● **EXERCISE**
Write out the entries verbatim and leave the images out of the copy.
[start]
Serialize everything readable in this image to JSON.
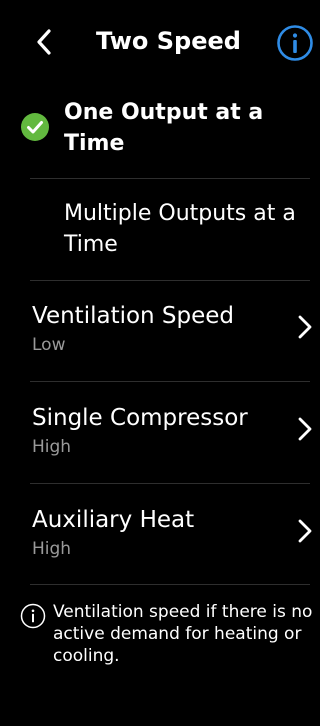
{
  "header": {
    "title": "Two Speed",
    "back_icon": "chevron-left-icon",
    "info_icon": "info-circle-icon"
  },
  "options": [
    {
      "label": "One Output at a Time",
      "selected": true
    },
    {
      "label": "Multiple Outputs at a Time",
      "selected": false
    }
  ],
  "settings": [
    {
      "title": "Ventilation Speed",
      "value": "Low"
    },
    {
      "title": "Single Compressor",
      "value": "High"
    },
    {
      "title": "Auxiliary Heat",
      "value": "High"
    }
  ],
  "footnote": {
    "text": "Ventilation speed if there is no active demand for heating or cooling.",
    "icon": "info-circle-icon"
  },
  "colors": {
    "background": "#000000",
    "text": "#ffffff",
    "secondary_text": "#9a9a9a",
    "accent_blue": "#2f8ce6",
    "check_green": "#62b93f",
    "divider": "#2e2e2e"
  }
}
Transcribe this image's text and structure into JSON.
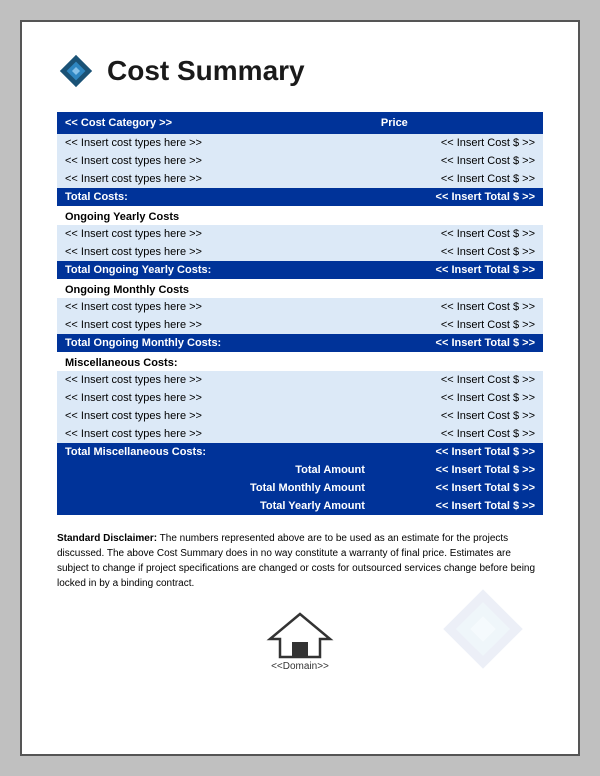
{
  "header": {
    "title": "Cost Summary"
  },
  "table": {
    "col_category": "<< Cost Category >>",
    "col_price": "Price",
    "sections": [
      {
        "type": "initial",
        "rows": [
          {
            "category": "<< Insert cost types here >>",
            "price": "<< Insert Cost $ >>"
          },
          {
            "category": "<< Insert cost types here >>",
            "price": "<< Insert Cost $ >>"
          },
          {
            "category": "<< Insert cost types here >>",
            "price": "<< Insert Cost $ >>"
          }
        ],
        "total_label": "Total Costs:",
        "total_value": "<< Insert Total $ >>"
      },
      {
        "type": "ongoing_yearly",
        "section_header": "Ongoing Yearly Costs",
        "rows": [
          {
            "category": "<< Insert cost types here >>",
            "price": "<< Insert Cost $ >>"
          },
          {
            "category": "<< Insert cost types here >>",
            "price": "<< Insert Cost $ >>"
          }
        ],
        "total_label": "Total Ongoing Yearly Costs:",
        "total_value": "<< Insert Total $ >>"
      },
      {
        "type": "ongoing_monthly",
        "section_header": "Ongoing Monthly Costs",
        "rows": [
          {
            "category": "<< Insert cost types here >>",
            "price": "<< Insert Cost $ >>"
          },
          {
            "category": "<< Insert cost types here >>",
            "price": "<< Insert Cost $ >>"
          }
        ],
        "total_label": "Total Ongoing Monthly Costs:",
        "total_value": "<< Insert Total $ >>"
      },
      {
        "type": "miscellaneous",
        "section_header": "Miscellaneous Costs:",
        "rows": [
          {
            "category": "<< Insert cost types here >>",
            "price": "<< Insert Cost $ >>"
          },
          {
            "category": "<< Insert cost types here >>",
            "price": "<< Insert Cost $ >>"
          },
          {
            "category": "<< Insert cost types here >>",
            "price": "<< Insert Cost $ >>"
          },
          {
            "category": "<< Insert cost types here >>",
            "price": "<< Insert Cost $ >>"
          }
        ],
        "total_label": "Total Miscellaneous Costs:",
        "total_value": "<< Insert Total $ >>"
      }
    ],
    "summary": [
      {
        "label": "Total Amount",
        "value": "<< Insert Total $ >>"
      },
      {
        "label": "Total Monthly Amount",
        "value": "<< Insert Total $ >>"
      },
      {
        "label": "Total Yearly Amount",
        "value": "<< Insert Total $ >>"
      }
    ]
  },
  "disclaimer": {
    "bold": "Standard Disclaimer:",
    "text": " The numbers represented above are to be used as an estimate for the projects discussed. The above Cost Summary does in no way constitute a warranty of final price. Estimates are subject to change if project specifications are changed or costs for outsourced services change before being locked in by a binding contract."
  },
  "footer": {
    "domain": "<<Domain>>"
  }
}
[end]
● **FINAL RESULT**
Serialize everything readable in this image to JSON.
{
  "header": {
    "title": "Two Speed",
    "back_icon": "chevron-left-icon",
    "info_icon": "info-circle-icon"
  },
  "options": [
    {
      "label": "One Output at a Time",
      "selected": true
    },
    {
      "label": "Multiple Outputs at a Time",
      "selected": false
    }
  ],
  "settings": [
    {
      "title": "Ventilation Speed",
      "value": "Low"
    },
    {
      "title": "Single Compressor",
      "value": "High"
    },
    {
      "title": "Auxiliary Heat",
      "value": "High"
    }
  ],
  "footnote": {
    "text": "Ventilation speed if there is no active demand for heating or cooling.",
    "icon": "info-circle-icon"
  },
  "colors": {
    "background": "#000000",
    "text": "#ffffff",
    "secondary_text": "#9a9a9a",
    "accent_blue": "#2f8ce6",
    "check_green": "#62b93f",
    "divider": "#2e2e2e"
  }
}
Transcribe this image's text and structure into JSON.
{
  "header": {
    "title": "Cost Summary"
  },
  "table": {
    "col_category": "<< Cost Category >>",
    "col_price": "Price",
    "sections": [
      {
        "type": "initial",
        "rows": [
          {
            "category": "<< Insert cost types here >>",
            "price": "<< Insert Cost $ >>"
          },
          {
            "category": "<< Insert cost types here >>",
            "price": "<< Insert Cost $ >>"
          },
          {
            "category": "<< Insert cost types here >>",
            "price": "<< Insert Cost $ >>"
          }
        ],
        "total_label": "Total Costs:",
        "total_value": "<< Insert Total $ >>"
      },
      {
        "type": "ongoing_yearly",
        "section_header": "Ongoing Yearly Costs",
        "rows": [
          {
            "category": "<< Insert cost types here >>",
            "price": "<< Insert Cost $ >>"
          },
          {
            "category": "<< Insert cost types here >>",
            "price": "<< Insert Cost $ >>"
          }
        ],
        "total_label": "Total Ongoing Yearly Costs:",
        "total_value": "<< Insert Total $ >>"
      },
      {
        "type": "ongoing_monthly",
        "section_header": "Ongoing Monthly Costs",
        "rows": [
          {
            "category": "<< Insert cost types here >>",
            "price": "<< Insert Cost $ >>"
          },
          {
            "category": "<< Insert cost types here >>",
            "price": "<< Insert Cost $ >>"
          }
        ],
        "total_label": "Total Ongoing Monthly Costs:",
        "total_value": "<< Insert Total $ >>"
      },
      {
        "type": "miscellaneous",
        "section_header": "Miscellaneous Costs:",
        "rows": [
          {
            "category": "<< Insert cost types here >>",
            "price": "<< Insert Cost $ >>"
          },
          {
            "category": "<< Insert cost types here >>",
            "price": "<< Insert Cost $ >>"
          },
          {
            "category": "<< Insert cost types here >>",
            "price": "<< Insert Cost $ >>"
          },
          {
            "category": "<< Insert cost types here >>",
            "price": "<< Insert Cost $ >>"
          }
        ],
        "total_label": "Total Miscellaneous Costs:",
        "total_value": "<< Insert Total $ >>"
      }
    ],
    "summary": [
      {
        "label": "Total Amount",
        "value": "<< Insert Total $ >>"
      },
      {
        "label": "Total Monthly Amount",
        "value": "<< Insert Total $ >>"
      },
      {
        "label": "Total Yearly Amount",
        "value": "<< Insert Total $ >>"
      }
    ]
  },
  "disclaimer": {
    "bold": "Standard Disclaimer:",
    "text": " The numbers represented above are to be used as an estimate for the projects discussed. The above Cost Summary does in no way constitute a warranty of final price. Estimates are subject to change if project specifications are changed or costs for outsourced services change before being locked in by a binding contract."
  },
  "footer": {
    "domain": "<<Domain>>"
  }
}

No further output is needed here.